+++ Supplied data

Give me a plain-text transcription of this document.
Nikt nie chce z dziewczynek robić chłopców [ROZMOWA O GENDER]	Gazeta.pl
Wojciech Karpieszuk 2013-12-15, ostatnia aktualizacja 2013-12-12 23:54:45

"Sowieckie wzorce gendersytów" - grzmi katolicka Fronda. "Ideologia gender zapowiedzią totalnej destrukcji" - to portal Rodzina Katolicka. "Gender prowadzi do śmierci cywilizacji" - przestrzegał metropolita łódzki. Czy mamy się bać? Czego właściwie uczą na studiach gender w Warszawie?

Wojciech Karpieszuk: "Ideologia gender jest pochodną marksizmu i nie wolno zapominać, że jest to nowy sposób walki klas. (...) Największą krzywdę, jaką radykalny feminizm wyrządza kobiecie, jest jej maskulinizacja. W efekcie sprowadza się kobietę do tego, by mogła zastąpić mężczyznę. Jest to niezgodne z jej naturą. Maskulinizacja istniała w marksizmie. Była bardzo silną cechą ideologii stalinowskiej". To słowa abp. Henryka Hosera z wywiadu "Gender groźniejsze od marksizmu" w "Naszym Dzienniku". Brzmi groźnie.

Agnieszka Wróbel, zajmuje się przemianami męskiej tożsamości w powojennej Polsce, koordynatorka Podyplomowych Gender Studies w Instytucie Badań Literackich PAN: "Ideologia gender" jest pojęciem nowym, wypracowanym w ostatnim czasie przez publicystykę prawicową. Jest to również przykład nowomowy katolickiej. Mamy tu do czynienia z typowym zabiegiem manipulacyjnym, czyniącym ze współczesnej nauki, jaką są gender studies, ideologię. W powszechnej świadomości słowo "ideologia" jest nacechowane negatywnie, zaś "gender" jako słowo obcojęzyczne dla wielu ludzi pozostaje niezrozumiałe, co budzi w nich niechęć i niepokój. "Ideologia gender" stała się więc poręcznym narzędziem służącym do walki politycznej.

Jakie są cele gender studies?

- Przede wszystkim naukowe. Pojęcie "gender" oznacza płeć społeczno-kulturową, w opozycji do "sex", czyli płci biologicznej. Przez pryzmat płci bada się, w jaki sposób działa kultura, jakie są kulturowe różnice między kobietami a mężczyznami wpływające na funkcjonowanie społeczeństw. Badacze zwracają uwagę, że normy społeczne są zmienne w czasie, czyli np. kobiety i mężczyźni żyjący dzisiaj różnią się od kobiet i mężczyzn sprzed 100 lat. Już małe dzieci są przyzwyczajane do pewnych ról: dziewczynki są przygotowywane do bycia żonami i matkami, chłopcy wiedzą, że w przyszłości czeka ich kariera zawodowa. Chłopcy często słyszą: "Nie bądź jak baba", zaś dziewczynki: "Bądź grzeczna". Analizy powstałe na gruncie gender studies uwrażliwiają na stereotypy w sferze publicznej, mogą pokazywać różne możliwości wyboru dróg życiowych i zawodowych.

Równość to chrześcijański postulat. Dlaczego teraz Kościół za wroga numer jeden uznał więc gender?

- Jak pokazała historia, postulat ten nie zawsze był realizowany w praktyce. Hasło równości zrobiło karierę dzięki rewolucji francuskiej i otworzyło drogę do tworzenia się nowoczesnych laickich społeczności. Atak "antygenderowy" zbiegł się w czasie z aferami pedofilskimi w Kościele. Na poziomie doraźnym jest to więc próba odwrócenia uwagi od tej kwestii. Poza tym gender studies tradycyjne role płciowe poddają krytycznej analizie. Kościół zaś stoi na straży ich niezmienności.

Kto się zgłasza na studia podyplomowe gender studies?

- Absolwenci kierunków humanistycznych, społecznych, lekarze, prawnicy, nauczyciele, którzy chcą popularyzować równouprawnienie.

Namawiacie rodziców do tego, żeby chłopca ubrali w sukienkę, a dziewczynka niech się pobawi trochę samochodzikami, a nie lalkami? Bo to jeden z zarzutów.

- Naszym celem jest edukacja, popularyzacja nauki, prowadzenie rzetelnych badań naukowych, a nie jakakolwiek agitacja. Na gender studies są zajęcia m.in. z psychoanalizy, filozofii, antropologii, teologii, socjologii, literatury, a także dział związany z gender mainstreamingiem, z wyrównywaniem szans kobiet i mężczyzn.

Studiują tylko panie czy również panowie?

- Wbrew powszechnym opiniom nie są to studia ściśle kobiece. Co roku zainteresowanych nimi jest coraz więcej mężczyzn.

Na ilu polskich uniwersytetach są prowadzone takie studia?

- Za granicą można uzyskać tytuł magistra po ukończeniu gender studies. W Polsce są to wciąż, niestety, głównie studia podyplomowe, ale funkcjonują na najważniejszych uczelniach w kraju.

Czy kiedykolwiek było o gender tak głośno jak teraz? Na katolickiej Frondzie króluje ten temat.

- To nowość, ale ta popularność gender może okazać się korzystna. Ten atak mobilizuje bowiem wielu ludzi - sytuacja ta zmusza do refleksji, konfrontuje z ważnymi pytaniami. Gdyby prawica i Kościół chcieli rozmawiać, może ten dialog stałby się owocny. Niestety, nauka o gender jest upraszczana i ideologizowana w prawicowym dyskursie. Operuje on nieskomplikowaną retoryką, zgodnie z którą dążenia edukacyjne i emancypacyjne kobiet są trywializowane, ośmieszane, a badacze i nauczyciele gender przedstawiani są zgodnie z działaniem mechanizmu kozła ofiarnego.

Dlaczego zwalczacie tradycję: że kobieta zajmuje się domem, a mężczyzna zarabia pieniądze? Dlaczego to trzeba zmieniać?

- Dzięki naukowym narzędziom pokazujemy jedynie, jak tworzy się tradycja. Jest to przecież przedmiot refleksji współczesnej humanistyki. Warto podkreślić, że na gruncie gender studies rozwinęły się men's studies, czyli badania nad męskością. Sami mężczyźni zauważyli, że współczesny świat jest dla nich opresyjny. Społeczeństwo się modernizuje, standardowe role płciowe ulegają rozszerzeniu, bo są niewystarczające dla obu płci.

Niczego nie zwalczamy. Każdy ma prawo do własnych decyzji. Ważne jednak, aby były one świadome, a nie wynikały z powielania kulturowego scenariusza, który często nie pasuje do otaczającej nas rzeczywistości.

++++++

▸ Given task:
Reproduce the listing shown above in its entirety, exactly.

▸ Response to this exercise:
Give me a plain-text transcription of this document.
Nikt nie chce z dziewczynek robić chłopców [ROZMOWA O GENDER]	Gazeta.pl
Wojciech Karpieszuk 2013-12-15, ostatnia aktualizacja 2013-12-12 23:54:45

"Sowieckie wzorce gendersytów" - grzmi katolicka Fronda. "Ideologia gender zapowiedzią totalnej destrukcji" - to portal Rodzina Katolicka. "Gender prowadzi do śmierci cywilizacji" - przestrzegał metropolita łódzki. Czy mamy się bać? Czego właściwie uczą na studiach gender w Warszawie?

Wojciech Karpieszuk: "Ideologia gender jest pochodną marksizmu i nie wolno zapominać, że jest to nowy sposób walki klas. (...) Największą krzywdę, jaką radykalny feminizm wyrządza kobiecie, jest jej maskulinizacja. W efekcie sprowadza się kobietę do tego, by mogła zastąpić mężczyznę. Jest to niezgodne z jej naturą. Maskulinizacja istniała w marksizmie. Była bardzo silną cechą ideologii stalinowskiej". To słowa abp. Henryka Hosera z wywiadu "Gender groźniejsze od marksizmu" w "Naszym Dzienniku". Brzmi groźnie.

Agnieszka Wróbel, zajmuje się przemianami męskiej tożsamości w powojennej Polsce, koordynatorka Podyplomowych Gender Studies w Instytucie Badań Literackich PAN: "Ideologia gender" jest pojęciem nowym, wypracowanym w ostatnim czasie przez publicystykę prawicową. Jest to również przykład nowomowy katolickiej. Mamy tu do czynienia z typowym zabiegiem manipulacyjnym, czyniącym ze współczesnej nauki, jaką są gender studies, ideologię. W powszechnej świadomości słowo "ideologia" jest nacechowane negatywnie, zaś "gender" jako słowo obcojęzyczne dla wielu ludzi pozostaje niezrozumiałe, co budzi w nich niechęć i niepokój. "Ideologia gender" stała się więc poręcznym narzędziem służącym do walki politycznej.

Jakie są cele gender studies?

- Przede wszystkim naukowe. Pojęcie "gender" oznacza płeć społeczno-kulturową, w opozycji do "sex", czyli płci biologicznej. Przez pryzmat płci bada się, w jaki sposób działa kultura, jakie są kulturowe różnice między kobietami a mężczyznami wpływające na funkcjonowanie społeczeństw. Badacze zwracają uwagę, że normy społeczne są zmienne w czasie, czyli np. kobiety i mężczyźni żyjący dzisiaj różnią się od kobiet i mężczyzn sprzed 100 lat. Już małe dzieci są przyzwyczajane do pewnych ról: dziewczynki są przygotowywane do bycia żonami i matkami, chłopcy wiedzą, że w przyszłości czeka ich kariera zawodowa. Chłopcy często słyszą: "Nie bądź jak baba", zaś dziewczynki: "Bądź grzeczna". Analizy powstałe na gruncie gender studies uwrażliwiają na stereotypy w sferze publicznej, mogą pokazywać różne możliwości wyboru dróg życiowych i zawodowych.

Równość to chrześcijański postulat. Dlaczego teraz Kościół za wroga numer jeden uznał więc gender?

- Jak pokazała historia, postulat ten nie zawsze był realizowany w praktyce. Hasło równości zrobiło karierę dzięki rewolucji francuskiej i otworzyło drogę do tworzenia się nowoczesnych laickich społeczności. Atak "antygenderowy" zbiegł się w czasie z aferami pedofilskimi w Kościele. Na poziomie doraźnym jest to więc próba odwrócenia uwagi od tej kwestii. Poza tym gender studies tradycyjne role płciowe poddają krytycznej analizie. Kościół zaś stoi na straży ich niezmienności.

Kto się zgłasza na studia podyplomowe gender studies?

- Absolwenci kierunków humanistycznych, społecznych, lekarze, prawnicy, nauczyciele, którzy chcą popularyzować równouprawnienie.

Namawiacie rodziców do tego, żeby chłopca ubrali w sukienkę, a dziewczynka niech się pobawi trochę samochodzikami, a nie lalkami? Bo to jeden z zarzutów.

- Naszym celem jest edukacja, popularyzacja nauki, prowadzenie rzetelnych badań naukowych, a nie jakakolwiek agitacja. Na gender studies są zajęcia m.in. z psychoanalizy, filozofii, antropologii, teologii, socjologii, literatury, a także dział związany z gender mainstreamingiem, z wyrównywaniem szans kobiet i mężczyzn.

Studiują tylko panie czy również panowie?

- Wbrew powszechnym opiniom nie są to studia ściśle kobiece. Co roku zainteresowanych nimi jest coraz więcej mężczyzn.

Na ilu polskich uniwersytetach są prowadzone takie studia?

- Za granicą można uzyskać tytuł magistra po ukończeniu gender studies. W Polsce są to wciąż, niestety, głównie studia podyplomowe, ale funkcjonują na najważniejszych uczelniach w kraju.

Czy kiedykolwiek było o gender tak głośno jak teraz? Na katolickiej Frondzie króluje ten temat.

- To nowość, ale ta popularność gender może okazać się korzystna. Ten atak mobilizuje bowiem wielu ludzi - sytuacja ta zmusza do refleksji, konfrontuje z ważnymi pytaniami. Gdyby prawica i Kościół chcieli rozmawiać, może ten dialog stałby się owocny. Niestety, nauka o gender jest upraszczana i ideologizowana w prawicowym dyskursie. Operuje on nieskomplikowaną retoryką, zgodnie z którą dążenia edukacyjne i emancypacyjne kobiet są trywializowane, ośmieszane, a badacze i nauczyciele gender przedstawiani są zgodnie z działaniem mechanizmu kozła ofiarnego.

Dlaczego zwalczacie tradycję: że kobieta zajmuje się domem, a mężczyzna zarabia pieniądze? Dlaczego to trzeba zmieniać?

- Dzięki naukowym narzędziom pokazujemy jedynie, jak tworzy się tradycja. Jest to przecież przedmiot refleksji współczesnej humanistyki. Warto podkreślić, że na gruncie gender studies rozwinęły się men's studies, czyli badania nad męskością. Sami mężczyźni zauważyli, że współczesny świat jest dla nich opresyjny. Społeczeństwo się modernizuje, standardowe role płciowe ulegają rozszerzeniu, bo są niewystarczające dla obu płci.

Niczego nie zwalczamy. Każdy ma prawo do własnych decyzji. Ważne jednak, aby były one świadome, a nie wynikały z powielania kulturowego scenariusza, który często nie pasuje do otaczającej nas rzeczywistości.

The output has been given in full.